Collected data entries:
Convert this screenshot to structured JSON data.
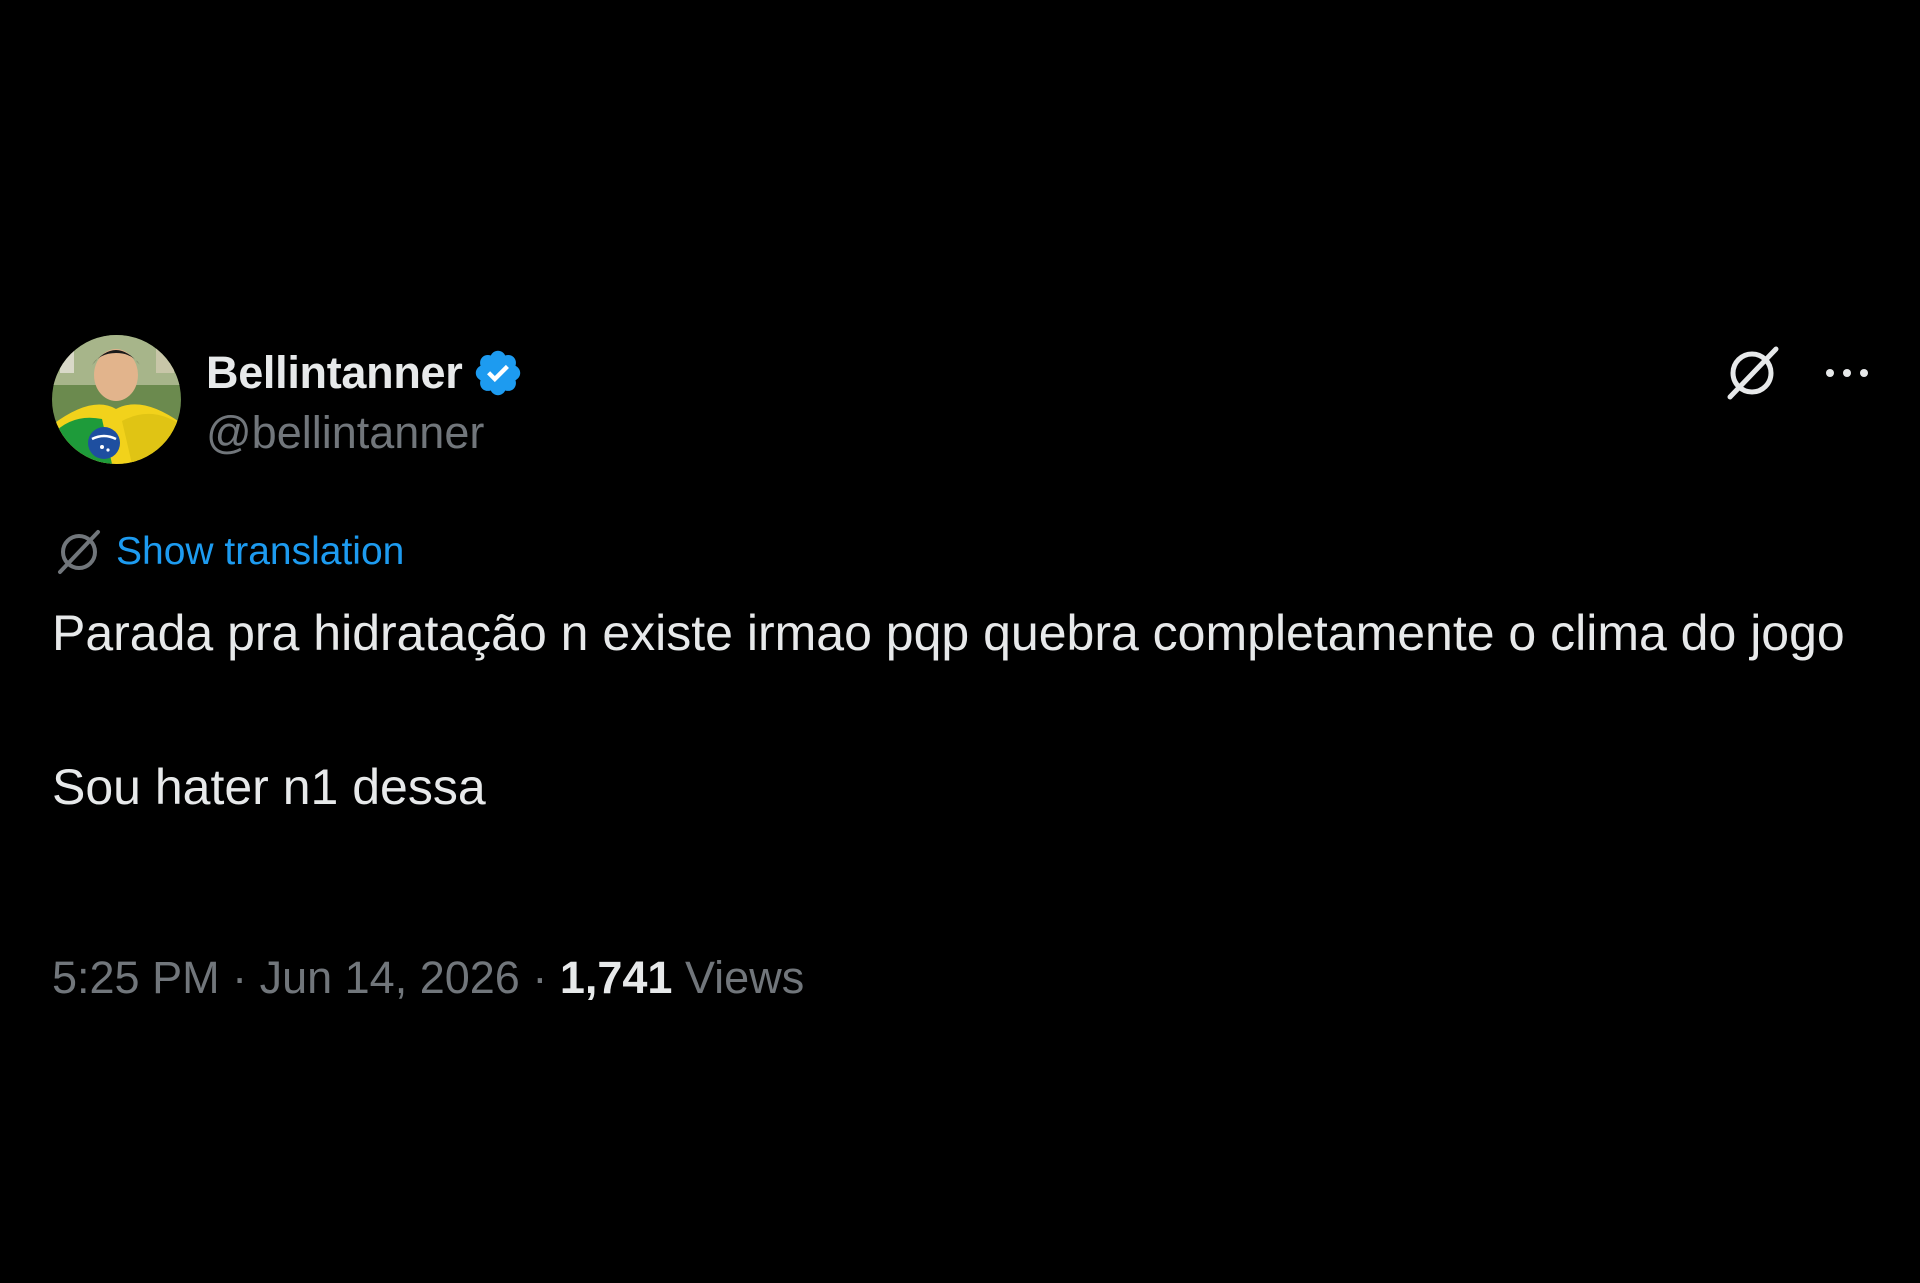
{
  "user": {
    "display_name": "Bellintanner",
    "handle": "@bellintanner",
    "verified": true,
    "avatar": "avatar-superman-brazil-flag"
  },
  "header": {
    "grok_icon": "grok-icon",
    "more_icon": "more-icon"
  },
  "translation": {
    "icon": "translate-icon",
    "label": "Show translation"
  },
  "tweet": {
    "line1": "Parada pra hidratação n existe irmao pqp quebra completamente o clima do jogo",
    "line2": "Sou hater n1 dessa"
  },
  "meta": {
    "time": "5:25 PM",
    "separator": " · ",
    "date": "Jun 14, 2026",
    "views_count": "1,741",
    "views_label": "Views"
  },
  "colors": {
    "background": "#000000",
    "text": "#e7e9ea",
    "secondary": "#71767b",
    "accent": "#1d9bf0"
  }
}
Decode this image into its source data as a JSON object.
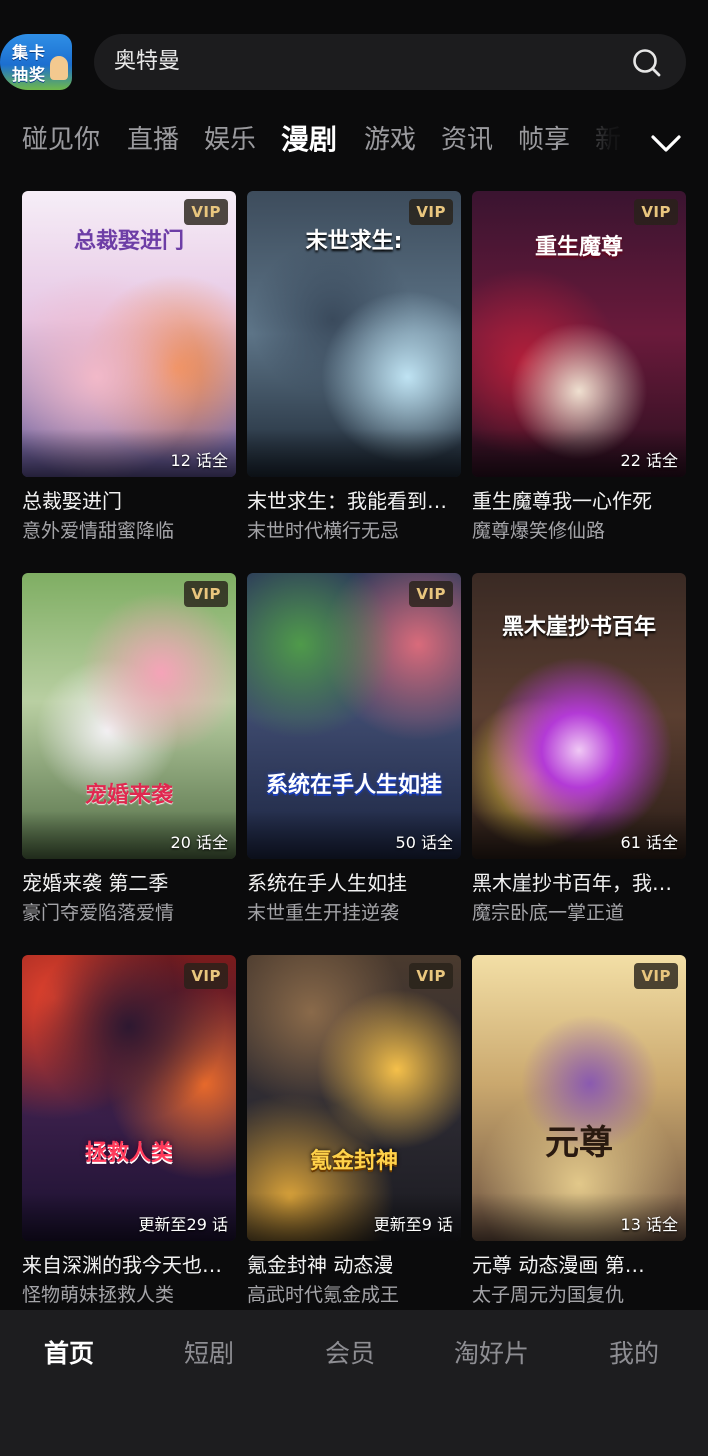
{
  "header": {
    "promo_line1": "集卡",
    "promo_line2": "抽奖",
    "search_query": "奥特曼"
  },
  "tabs": [
    {
      "label": "碰见你"
    },
    {
      "label": "直播"
    },
    {
      "label": "娱乐"
    },
    {
      "label": "漫剧"
    },
    {
      "label": "游戏"
    },
    {
      "label": "资讯"
    },
    {
      "label": "帧享"
    },
    {
      "label": "新"
    }
  ],
  "active_tab": "漫剧",
  "cards": [
    {
      "badge": "VIP",
      "episodes": "12 话全",
      "title": "总裁娶进门",
      "subtitle": "意外爱情甜蜜降临",
      "cover_text": "总裁娶进门"
    },
    {
      "badge": "VIP",
      "episodes": "",
      "title": "末世求生：我能看到…",
      "subtitle": "末世时代横行无忌",
      "cover_text": "末世求生:"
    },
    {
      "badge": "VIP",
      "episodes": "22 话全",
      "title": "重生魔尊我一心作死",
      "subtitle": "魔尊爆笑修仙路",
      "cover_text": "重生魔尊"
    },
    {
      "badge": "VIP",
      "episodes": "20 话全",
      "title": "宠婚来袭 第二季",
      "subtitle": "豪门夺爱陷落爱情",
      "cover_text": "宠婚来袭"
    },
    {
      "badge": "VIP",
      "episodes": "50 话全",
      "title": "系统在手人生如挂",
      "subtitle": "末世重生开挂逆袭",
      "cover_text": "系统在手人生如挂"
    },
    {
      "badge": "",
      "episodes": "61 话全",
      "title": "黑木崖抄书百年，我…",
      "subtitle": "魔宗卧底一掌正道",
      "cover_text": "黑木崖抄书百年"
    },
    {
      "badge": "VIP",
      "episodes": "更新至29 话",
      "title": "来自深渊的我今天也…",
      "subtitle": "怪物萌妹拯救人类",
      "cover_text": "拯救人类"
    },
    {
      "badge": "VIP",
      "episodes": "更新至9 话",
      "title": "氪金封神 动态漫",
      "subtitle": "高武时代氪金成王",
      "cover_text": "氪金封神"
    },
    {
      "badge": "VIP",
      "episodes": "13 话全",
      "title": "元尊 动态漫画 第…",
      "subtitle": "太子周元为国复仇",
      "cover_text": "元尊"
    }
  ],
  "bottom_nav": [
    {
      "label": "首页"
    },
    {
      "label": "短剧"
    },
    {
      "label": "会员"
    },
    {
      "label": "淘好片"
    },
    {
      "label": "我的"
    }
  ],
  "colors": {
    "background": "#0b0b0c",
    "vip_text": "#e9c67e",
    "tab_inactive": "#9a9a9e",
    "nav_bar": "#1d1d1f"
  },
  "icons": [
    "search-icon",
    "chevron-down-icon"
  ]
}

== Work instructions ==
Check each line of the records for the word "episodes", and show the lines that contain it.

== Finished exercise ==
      "episodes": "12 话全",
      "episodes": "",
      "episodes": "22 话全",
      "episodes": "20 话全",
      "episodes": "50 话全",
      "episodes": "61 话全",
      "episodes": "更新至29 话",
      "episodes": "更新至9 话",
      "episodes": "13 话全",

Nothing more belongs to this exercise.